(Excerpt from a dataset)
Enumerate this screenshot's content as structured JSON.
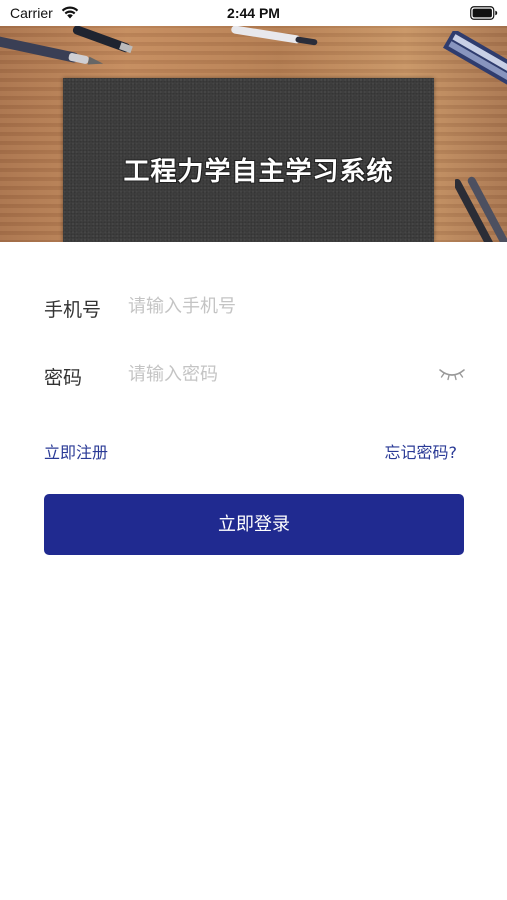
{
  "status_bar": {
    "carrier": "Carrier",
    "time": "2:44 PM",
    "icons": [
      "wifi-icon",
      "battery-icon"
    ]
  },
  "banner": {
    "title": "工程力学自主学习系统"
  },
  "form": {
    "phone": {
      "label": "手机号",
      "placeholder": "请输入手机号",
      "value": ""
    },
    "password": {
      "label": "密码",
      "placeholder": "请输入密码",
      "value": "",
      "toggle_icon": "eye-closed-icon"
    }
  },
  "links": {
    "register": "立即注册",
    "forgot": "忘记密码?"
  },
  "login_button": "立即登录",
  "colors": {
    "primary": "#202a90",
    "link": "#2a3a96",
    "placeholder": "#c4c4c4",
    "label": "#333333",
    "chalkboard": "#3e3e3e",
    "wood": "#b47d52"
  }
}
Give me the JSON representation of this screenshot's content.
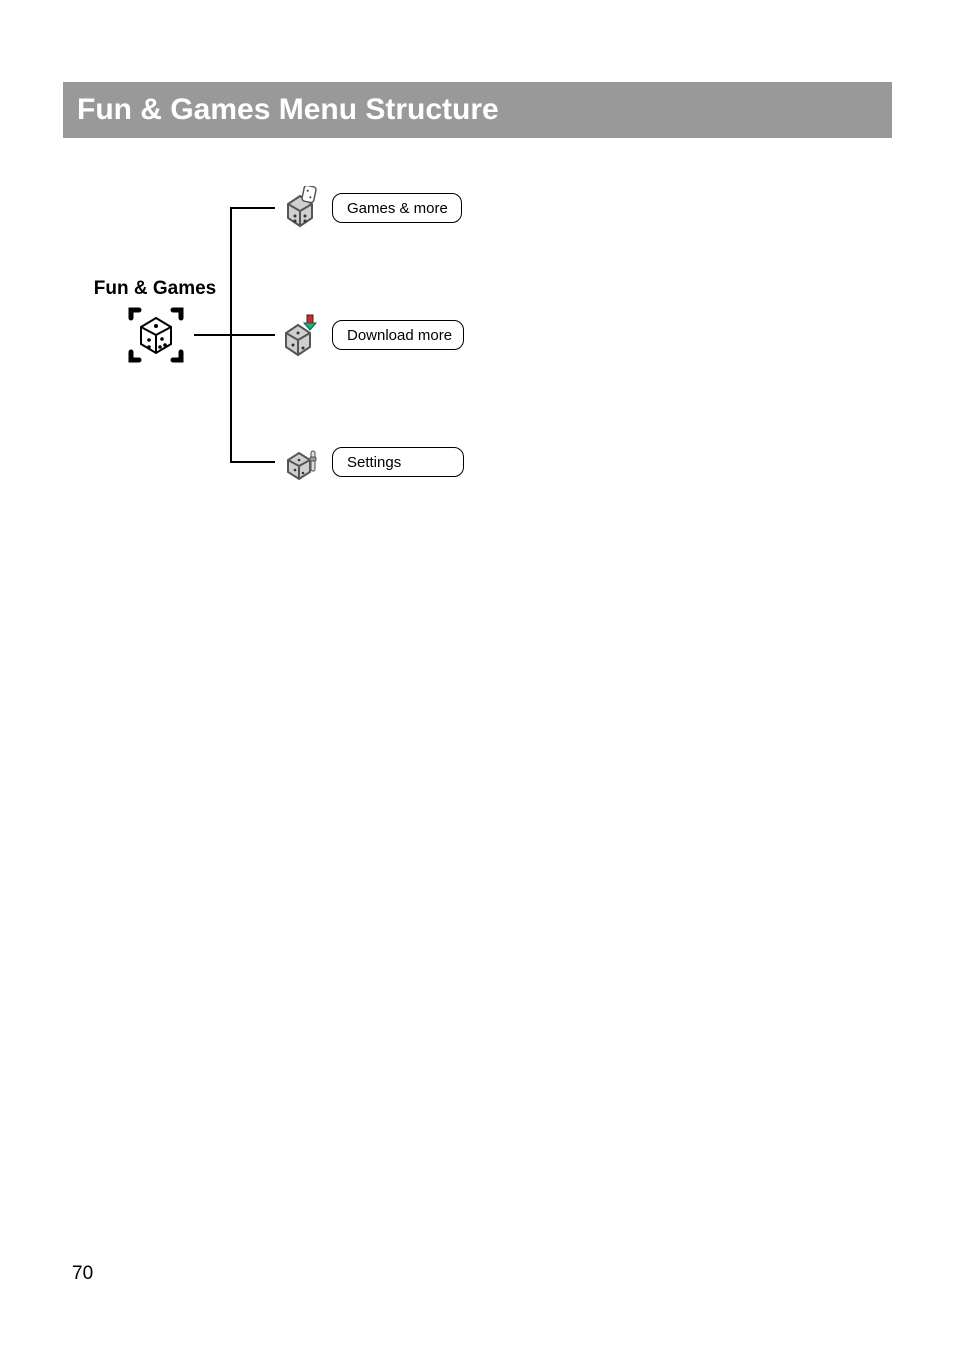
{
  "title": "Fun & Games Menu Structure",
  "root": {
    "label": "Fun & Games"
  },
  "items": [
    {
      "label": "Games & more"
    },
    {
      "label": "Download more"
    },
    {
      "label": "Settings"
    }
  ],
  "page_number": "70"
}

(WHAT YOU WILL DO): Using the listing above, show each line holding the string "title".

(WORKED ANSWER):
    "title": "工程力学自主学习系统"
  "title": "Fun & Games Menu Structure",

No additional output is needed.